(Raw records)
** START **

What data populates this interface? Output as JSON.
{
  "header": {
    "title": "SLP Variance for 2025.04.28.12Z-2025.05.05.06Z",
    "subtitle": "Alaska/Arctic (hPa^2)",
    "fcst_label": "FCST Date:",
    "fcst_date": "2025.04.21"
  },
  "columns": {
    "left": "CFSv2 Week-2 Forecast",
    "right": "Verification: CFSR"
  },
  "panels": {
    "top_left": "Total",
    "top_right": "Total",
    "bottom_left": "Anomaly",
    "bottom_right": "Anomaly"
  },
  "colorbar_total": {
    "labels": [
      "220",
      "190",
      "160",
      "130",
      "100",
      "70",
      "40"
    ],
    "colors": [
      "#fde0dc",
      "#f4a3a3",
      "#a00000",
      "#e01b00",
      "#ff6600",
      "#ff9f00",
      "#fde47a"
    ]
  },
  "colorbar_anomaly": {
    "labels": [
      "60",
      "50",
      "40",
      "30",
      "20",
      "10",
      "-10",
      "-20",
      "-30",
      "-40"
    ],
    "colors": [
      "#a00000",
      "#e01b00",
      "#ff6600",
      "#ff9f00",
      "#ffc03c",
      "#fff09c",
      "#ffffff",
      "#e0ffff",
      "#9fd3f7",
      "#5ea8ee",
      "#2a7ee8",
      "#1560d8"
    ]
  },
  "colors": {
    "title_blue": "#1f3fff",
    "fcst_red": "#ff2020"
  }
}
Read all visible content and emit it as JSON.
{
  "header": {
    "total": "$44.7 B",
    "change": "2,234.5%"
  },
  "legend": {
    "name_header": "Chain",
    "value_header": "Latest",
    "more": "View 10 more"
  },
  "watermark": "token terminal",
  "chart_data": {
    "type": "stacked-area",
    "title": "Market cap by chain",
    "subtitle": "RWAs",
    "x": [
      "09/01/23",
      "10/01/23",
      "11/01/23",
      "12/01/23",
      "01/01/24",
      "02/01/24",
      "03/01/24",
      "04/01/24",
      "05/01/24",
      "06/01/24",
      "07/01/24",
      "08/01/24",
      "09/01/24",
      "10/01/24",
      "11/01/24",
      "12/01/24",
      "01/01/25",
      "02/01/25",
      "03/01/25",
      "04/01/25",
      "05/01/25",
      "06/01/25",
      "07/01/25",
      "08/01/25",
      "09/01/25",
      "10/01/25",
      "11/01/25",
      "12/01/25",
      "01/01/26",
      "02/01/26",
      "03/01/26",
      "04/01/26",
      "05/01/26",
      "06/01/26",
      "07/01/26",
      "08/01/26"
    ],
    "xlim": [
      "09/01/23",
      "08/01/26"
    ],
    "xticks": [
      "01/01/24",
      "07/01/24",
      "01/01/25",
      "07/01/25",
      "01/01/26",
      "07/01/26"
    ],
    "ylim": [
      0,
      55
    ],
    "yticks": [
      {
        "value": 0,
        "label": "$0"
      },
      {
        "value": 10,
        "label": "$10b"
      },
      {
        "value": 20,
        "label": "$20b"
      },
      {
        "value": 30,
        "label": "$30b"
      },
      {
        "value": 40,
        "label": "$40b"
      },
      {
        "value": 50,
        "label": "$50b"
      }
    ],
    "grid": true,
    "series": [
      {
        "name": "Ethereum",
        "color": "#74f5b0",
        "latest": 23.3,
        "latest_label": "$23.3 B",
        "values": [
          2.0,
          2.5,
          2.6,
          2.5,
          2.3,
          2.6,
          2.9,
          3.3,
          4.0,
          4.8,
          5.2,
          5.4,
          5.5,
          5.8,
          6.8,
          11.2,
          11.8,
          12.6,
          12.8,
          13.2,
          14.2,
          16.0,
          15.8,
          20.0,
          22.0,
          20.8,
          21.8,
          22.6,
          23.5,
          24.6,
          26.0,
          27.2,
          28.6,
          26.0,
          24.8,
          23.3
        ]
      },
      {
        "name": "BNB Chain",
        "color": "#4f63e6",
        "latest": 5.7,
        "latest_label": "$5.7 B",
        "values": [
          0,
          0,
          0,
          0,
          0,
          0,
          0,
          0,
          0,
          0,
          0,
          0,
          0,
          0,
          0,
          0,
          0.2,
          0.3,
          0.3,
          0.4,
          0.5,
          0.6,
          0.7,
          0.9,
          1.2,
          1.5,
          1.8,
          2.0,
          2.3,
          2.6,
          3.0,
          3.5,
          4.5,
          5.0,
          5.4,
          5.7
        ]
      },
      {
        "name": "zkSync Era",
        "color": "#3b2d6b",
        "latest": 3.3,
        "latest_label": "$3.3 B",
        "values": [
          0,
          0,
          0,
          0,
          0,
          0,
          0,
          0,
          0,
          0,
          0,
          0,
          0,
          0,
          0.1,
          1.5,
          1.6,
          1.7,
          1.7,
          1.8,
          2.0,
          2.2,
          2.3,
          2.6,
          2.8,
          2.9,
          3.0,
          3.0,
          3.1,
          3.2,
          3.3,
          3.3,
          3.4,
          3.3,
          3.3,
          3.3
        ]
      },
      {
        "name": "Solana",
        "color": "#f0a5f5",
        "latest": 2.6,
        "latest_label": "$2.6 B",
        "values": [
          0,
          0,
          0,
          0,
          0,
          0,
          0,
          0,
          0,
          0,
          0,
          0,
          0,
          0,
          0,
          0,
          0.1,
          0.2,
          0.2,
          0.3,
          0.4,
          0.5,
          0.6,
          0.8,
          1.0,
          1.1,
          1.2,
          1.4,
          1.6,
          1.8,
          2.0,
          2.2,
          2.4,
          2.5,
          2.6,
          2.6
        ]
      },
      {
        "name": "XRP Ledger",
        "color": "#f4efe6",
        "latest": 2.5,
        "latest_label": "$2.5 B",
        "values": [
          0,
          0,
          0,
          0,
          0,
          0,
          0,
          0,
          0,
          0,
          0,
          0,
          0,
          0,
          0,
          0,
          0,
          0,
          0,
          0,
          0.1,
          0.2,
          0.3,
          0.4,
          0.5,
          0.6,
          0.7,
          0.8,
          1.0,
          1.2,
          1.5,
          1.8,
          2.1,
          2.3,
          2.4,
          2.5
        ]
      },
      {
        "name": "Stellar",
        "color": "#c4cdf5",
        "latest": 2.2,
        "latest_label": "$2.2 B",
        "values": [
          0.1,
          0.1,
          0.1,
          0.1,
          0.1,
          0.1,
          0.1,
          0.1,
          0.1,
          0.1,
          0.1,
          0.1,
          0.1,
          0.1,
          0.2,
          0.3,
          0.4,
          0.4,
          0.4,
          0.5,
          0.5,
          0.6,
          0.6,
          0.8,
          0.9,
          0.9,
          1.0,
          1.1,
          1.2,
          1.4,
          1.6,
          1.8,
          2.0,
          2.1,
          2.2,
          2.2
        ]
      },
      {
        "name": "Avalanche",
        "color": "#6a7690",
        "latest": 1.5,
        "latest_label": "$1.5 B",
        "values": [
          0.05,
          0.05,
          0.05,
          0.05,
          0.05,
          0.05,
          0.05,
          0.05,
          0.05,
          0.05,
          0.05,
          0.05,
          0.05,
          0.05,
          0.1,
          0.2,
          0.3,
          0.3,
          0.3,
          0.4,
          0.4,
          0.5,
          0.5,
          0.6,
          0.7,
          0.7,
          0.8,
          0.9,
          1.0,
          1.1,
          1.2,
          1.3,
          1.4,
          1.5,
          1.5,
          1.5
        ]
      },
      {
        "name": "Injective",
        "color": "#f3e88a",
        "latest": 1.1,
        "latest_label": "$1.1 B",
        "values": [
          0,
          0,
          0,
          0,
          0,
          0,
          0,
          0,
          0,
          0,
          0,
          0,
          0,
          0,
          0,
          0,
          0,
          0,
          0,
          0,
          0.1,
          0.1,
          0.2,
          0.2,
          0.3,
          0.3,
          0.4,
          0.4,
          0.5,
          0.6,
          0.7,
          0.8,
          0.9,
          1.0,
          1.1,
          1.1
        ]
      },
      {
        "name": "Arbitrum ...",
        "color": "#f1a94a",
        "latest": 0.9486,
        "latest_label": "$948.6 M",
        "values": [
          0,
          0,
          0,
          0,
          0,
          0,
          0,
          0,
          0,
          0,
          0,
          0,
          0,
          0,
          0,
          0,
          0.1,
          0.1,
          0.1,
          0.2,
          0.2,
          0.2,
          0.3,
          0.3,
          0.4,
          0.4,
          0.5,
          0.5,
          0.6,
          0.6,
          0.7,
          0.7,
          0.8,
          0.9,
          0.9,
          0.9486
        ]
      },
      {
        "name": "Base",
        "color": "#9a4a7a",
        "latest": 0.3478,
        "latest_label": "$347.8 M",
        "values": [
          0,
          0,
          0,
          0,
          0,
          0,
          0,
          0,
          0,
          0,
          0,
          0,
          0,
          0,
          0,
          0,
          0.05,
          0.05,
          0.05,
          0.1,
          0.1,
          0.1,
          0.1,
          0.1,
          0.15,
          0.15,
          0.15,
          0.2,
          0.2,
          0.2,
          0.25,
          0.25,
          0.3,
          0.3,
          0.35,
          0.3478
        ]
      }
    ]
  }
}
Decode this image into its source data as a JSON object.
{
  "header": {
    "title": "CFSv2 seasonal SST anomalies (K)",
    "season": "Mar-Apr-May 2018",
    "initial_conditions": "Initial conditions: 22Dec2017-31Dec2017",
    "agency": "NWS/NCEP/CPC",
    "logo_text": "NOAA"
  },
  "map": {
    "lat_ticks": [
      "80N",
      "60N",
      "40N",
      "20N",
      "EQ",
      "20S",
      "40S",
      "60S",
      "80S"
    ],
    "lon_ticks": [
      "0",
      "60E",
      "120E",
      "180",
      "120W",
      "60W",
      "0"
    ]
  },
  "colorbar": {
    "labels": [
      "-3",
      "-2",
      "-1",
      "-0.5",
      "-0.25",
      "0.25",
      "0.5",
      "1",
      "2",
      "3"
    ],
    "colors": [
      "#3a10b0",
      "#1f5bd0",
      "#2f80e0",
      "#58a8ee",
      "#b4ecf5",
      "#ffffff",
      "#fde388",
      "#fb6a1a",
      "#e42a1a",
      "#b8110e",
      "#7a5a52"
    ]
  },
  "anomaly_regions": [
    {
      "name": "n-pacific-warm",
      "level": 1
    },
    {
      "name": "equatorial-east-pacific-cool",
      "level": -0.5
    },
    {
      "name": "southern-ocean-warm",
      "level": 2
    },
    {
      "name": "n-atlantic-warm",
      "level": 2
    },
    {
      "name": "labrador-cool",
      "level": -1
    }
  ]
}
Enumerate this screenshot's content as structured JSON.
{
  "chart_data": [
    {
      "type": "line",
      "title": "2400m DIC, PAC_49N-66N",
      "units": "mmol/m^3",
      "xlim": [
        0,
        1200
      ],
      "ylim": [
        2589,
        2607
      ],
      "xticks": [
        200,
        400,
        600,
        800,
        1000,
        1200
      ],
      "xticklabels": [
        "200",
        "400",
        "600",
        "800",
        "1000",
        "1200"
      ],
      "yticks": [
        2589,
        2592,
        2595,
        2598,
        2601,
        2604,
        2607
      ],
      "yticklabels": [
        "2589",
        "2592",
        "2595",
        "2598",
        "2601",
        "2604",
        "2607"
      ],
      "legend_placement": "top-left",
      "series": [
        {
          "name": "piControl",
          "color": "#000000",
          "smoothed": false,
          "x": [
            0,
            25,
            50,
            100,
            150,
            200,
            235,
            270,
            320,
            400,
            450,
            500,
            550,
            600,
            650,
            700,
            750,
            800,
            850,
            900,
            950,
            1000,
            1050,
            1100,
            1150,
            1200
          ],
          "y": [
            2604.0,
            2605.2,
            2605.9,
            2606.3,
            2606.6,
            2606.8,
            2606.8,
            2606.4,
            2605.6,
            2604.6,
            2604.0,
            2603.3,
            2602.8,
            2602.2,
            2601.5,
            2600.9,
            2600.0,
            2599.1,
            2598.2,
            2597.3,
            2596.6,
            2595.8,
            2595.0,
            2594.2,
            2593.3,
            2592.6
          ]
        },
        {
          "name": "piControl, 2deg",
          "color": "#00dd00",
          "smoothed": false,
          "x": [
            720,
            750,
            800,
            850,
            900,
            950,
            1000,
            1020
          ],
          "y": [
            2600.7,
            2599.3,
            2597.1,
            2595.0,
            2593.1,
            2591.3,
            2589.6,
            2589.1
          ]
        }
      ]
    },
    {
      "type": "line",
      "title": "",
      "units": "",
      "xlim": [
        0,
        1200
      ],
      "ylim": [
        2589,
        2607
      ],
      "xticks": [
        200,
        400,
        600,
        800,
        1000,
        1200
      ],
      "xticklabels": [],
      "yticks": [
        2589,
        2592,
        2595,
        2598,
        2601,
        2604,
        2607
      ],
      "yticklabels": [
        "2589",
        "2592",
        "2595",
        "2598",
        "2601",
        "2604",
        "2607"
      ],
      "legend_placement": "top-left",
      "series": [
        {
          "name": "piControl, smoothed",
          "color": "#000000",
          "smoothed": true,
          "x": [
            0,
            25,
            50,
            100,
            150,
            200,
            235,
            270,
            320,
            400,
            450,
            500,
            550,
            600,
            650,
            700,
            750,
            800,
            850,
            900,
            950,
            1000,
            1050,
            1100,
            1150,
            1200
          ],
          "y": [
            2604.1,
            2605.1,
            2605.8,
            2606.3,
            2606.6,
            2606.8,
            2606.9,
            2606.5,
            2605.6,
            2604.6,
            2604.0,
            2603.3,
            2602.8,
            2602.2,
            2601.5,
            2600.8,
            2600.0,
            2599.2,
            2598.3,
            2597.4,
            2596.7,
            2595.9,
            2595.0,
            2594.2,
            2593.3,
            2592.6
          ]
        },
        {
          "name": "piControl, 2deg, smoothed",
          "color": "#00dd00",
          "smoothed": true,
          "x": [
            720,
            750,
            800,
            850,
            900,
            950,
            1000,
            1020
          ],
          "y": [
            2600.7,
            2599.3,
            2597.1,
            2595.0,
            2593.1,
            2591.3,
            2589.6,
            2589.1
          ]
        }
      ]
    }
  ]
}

** END **

Return all the lines that contain the string "this".

# Final result:
What data populates this interface? Output as JSON.
Decode this image into its source data as a JSON object.
Enumerate this screenshot's content as structured JSON.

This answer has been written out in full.